# Given records:
#####

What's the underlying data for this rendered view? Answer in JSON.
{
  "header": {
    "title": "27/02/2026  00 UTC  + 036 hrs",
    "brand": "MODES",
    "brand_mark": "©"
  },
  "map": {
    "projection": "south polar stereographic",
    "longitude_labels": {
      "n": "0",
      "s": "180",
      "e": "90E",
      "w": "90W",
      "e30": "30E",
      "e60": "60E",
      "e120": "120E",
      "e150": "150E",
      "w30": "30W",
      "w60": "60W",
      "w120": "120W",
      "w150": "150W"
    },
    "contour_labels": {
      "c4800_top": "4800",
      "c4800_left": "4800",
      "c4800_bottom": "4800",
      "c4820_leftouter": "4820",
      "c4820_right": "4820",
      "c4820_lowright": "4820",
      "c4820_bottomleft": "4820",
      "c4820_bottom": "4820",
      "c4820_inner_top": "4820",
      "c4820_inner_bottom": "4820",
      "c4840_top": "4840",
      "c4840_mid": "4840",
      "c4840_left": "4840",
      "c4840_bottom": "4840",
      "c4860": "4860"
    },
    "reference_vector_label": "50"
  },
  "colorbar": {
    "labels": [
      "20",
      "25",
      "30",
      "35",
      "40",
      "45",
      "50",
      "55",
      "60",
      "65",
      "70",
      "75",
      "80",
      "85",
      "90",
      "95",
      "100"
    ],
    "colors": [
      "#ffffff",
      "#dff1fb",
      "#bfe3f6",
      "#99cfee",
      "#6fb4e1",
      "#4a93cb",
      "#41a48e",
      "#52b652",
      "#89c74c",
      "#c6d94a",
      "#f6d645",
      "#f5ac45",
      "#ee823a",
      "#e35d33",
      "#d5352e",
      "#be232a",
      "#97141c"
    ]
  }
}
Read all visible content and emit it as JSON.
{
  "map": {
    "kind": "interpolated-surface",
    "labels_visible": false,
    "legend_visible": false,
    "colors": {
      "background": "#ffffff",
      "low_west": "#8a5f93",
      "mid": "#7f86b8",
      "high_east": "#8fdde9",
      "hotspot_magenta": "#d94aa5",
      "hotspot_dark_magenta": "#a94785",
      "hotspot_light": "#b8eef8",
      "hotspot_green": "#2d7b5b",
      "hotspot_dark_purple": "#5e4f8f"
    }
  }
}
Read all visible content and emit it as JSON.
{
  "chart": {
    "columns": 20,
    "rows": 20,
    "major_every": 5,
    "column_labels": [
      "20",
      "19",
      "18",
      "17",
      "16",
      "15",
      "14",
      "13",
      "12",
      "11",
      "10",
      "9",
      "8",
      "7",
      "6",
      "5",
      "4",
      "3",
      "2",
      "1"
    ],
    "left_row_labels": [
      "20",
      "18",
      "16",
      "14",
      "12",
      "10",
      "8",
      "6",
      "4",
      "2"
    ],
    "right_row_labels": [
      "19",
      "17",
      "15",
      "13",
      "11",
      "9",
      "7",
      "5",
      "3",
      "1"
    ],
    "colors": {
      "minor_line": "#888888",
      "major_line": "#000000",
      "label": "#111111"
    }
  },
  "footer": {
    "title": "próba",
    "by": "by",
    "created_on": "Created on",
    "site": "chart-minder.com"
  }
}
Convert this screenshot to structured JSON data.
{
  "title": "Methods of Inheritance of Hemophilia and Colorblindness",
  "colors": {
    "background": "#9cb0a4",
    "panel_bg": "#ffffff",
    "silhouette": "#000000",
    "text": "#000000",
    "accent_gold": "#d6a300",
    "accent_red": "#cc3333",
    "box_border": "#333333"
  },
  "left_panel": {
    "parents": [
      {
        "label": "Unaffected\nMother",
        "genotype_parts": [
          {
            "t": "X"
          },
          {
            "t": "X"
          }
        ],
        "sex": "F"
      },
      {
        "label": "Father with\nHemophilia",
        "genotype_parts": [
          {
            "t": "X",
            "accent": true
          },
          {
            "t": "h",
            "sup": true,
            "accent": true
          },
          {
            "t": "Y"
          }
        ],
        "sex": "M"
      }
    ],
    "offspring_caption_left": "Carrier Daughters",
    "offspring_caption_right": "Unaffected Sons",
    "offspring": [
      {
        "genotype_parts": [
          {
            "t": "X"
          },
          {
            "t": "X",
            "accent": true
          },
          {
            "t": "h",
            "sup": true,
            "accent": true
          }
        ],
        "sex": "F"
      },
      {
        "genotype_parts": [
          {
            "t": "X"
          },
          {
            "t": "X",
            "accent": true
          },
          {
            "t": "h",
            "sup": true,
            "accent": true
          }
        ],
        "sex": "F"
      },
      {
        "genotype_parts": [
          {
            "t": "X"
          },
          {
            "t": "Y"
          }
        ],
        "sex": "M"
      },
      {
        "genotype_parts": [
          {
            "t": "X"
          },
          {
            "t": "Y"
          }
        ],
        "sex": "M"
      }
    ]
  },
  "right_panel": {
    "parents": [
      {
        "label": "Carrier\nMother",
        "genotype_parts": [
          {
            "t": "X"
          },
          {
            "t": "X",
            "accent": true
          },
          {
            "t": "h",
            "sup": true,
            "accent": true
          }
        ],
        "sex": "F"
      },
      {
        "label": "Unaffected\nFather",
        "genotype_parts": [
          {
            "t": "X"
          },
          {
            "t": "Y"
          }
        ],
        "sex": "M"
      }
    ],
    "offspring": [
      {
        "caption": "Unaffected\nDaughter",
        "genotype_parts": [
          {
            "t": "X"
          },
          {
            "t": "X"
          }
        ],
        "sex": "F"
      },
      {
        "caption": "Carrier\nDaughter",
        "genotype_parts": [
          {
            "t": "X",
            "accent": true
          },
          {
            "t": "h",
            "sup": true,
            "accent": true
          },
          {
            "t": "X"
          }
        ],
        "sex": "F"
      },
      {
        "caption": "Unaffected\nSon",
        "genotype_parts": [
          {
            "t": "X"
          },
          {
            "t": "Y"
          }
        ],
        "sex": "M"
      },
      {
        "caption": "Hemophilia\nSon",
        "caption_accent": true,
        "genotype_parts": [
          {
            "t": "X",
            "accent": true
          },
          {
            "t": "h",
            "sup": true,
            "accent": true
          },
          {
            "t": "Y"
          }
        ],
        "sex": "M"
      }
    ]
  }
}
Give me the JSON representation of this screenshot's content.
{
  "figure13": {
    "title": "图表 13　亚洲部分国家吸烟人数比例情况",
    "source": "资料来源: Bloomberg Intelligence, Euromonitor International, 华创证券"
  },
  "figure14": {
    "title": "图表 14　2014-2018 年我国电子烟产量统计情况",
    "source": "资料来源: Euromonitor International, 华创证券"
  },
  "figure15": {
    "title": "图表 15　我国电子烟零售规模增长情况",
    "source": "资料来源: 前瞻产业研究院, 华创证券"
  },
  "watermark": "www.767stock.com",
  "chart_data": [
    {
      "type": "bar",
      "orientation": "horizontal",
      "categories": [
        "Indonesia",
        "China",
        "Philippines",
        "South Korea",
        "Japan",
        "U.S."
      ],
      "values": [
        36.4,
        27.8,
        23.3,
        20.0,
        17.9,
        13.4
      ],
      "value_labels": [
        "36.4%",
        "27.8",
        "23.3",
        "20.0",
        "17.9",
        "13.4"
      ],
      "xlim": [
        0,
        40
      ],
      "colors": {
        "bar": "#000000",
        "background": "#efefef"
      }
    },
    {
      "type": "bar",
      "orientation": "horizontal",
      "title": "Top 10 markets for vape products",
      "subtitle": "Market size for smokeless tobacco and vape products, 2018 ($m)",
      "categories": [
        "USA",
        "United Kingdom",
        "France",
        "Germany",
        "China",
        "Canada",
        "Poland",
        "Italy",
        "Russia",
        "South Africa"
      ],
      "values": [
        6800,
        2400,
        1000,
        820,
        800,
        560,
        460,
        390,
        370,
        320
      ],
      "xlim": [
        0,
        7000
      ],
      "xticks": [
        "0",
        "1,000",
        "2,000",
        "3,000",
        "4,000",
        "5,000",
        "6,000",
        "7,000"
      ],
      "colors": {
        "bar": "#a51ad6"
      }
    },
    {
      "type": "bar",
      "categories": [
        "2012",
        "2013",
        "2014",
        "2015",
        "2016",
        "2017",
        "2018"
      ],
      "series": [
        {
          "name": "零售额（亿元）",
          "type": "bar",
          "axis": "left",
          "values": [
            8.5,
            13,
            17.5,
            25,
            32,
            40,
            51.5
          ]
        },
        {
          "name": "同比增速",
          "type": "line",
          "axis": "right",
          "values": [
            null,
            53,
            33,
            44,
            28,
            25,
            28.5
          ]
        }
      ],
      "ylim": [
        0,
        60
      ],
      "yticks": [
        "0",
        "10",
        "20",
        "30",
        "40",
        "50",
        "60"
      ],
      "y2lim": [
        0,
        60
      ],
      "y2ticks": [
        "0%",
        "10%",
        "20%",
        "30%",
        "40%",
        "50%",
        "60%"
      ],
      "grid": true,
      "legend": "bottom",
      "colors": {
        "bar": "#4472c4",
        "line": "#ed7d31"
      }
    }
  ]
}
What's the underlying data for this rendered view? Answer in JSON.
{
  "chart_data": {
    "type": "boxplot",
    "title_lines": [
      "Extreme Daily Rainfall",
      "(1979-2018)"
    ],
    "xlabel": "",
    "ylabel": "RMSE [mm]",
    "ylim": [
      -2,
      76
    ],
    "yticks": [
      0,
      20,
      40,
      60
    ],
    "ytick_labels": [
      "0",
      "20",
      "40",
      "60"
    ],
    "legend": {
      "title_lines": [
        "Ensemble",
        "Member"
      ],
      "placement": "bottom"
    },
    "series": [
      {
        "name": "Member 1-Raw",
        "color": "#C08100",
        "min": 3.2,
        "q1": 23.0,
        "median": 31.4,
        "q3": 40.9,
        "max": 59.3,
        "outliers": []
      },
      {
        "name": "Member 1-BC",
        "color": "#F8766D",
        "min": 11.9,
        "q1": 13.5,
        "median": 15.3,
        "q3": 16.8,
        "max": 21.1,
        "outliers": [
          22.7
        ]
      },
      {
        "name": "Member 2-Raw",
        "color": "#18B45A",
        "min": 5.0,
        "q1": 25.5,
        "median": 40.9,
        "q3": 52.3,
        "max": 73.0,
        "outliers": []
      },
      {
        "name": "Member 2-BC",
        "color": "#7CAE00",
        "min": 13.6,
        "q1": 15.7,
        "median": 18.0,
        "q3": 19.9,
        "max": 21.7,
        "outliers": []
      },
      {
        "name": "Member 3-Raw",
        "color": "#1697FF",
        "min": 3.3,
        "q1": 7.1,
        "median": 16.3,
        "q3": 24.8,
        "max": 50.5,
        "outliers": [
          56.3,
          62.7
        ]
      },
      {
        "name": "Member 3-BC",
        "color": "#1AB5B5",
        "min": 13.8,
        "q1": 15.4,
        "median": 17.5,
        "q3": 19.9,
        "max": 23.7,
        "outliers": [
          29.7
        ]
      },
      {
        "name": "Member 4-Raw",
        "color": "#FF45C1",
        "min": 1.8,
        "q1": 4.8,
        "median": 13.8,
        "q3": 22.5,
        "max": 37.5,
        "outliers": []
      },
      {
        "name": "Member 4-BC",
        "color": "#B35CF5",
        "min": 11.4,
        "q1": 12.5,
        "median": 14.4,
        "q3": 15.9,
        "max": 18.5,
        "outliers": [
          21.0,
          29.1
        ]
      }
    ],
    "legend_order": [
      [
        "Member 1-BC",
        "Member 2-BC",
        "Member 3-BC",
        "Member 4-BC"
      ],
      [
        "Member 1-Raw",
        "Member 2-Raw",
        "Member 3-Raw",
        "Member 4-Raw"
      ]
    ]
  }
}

#####

# Work to complete:
Identify all lines in the records above with the word "Unaffected".

# Answer to this task:
        "label": "Unaffected\nMother",
    "offspring_caption_right": "Unaffected Sons",
        "label": "Unaffected\nFather",
        "caption": "Unaffected\nDaughter",
        "caption": "Unaffected\nSon",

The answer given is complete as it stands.